"""
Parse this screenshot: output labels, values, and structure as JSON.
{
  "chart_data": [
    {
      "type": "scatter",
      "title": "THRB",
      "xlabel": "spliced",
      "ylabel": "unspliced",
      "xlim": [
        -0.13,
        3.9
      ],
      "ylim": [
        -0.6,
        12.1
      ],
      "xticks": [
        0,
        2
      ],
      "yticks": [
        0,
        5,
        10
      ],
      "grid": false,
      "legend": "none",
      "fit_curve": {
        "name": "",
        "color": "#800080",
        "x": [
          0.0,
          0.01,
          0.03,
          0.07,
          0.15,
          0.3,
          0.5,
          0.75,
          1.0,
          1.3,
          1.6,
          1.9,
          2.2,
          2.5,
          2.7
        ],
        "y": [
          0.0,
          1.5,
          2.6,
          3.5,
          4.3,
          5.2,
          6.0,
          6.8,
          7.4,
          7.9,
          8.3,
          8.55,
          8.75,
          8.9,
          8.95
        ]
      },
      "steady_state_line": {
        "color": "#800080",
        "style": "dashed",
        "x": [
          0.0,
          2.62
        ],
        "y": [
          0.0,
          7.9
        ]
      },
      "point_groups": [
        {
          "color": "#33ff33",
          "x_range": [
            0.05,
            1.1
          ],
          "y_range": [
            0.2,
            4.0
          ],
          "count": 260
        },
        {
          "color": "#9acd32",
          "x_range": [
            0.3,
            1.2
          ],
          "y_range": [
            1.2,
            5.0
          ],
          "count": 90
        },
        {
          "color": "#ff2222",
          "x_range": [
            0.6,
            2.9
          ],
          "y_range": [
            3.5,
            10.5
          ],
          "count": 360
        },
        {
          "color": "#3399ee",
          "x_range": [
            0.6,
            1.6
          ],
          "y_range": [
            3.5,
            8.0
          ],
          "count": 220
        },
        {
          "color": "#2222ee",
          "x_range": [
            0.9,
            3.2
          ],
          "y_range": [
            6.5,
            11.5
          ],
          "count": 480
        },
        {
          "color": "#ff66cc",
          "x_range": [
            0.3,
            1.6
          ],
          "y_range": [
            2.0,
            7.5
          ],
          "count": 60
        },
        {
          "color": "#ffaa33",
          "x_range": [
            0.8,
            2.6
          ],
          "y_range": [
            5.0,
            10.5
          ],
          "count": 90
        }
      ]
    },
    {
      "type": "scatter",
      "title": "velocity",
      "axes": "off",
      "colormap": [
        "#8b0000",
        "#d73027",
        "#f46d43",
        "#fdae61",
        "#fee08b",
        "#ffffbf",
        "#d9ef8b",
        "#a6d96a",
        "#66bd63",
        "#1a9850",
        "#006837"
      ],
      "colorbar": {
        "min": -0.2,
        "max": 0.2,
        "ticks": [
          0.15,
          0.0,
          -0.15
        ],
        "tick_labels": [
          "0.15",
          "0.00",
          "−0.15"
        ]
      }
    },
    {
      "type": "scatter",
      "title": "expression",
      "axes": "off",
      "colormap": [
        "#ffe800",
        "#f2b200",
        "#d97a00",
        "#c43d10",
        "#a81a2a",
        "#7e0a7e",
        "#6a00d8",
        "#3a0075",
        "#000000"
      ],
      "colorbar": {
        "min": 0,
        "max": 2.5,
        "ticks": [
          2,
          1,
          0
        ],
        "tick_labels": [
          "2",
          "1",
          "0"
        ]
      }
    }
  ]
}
"""
» Work to be completed
Show every line from the entries above in which "title" appears.

» Solution below
      "title": "THRB",
      "title": "velocity",
      "title": "expression",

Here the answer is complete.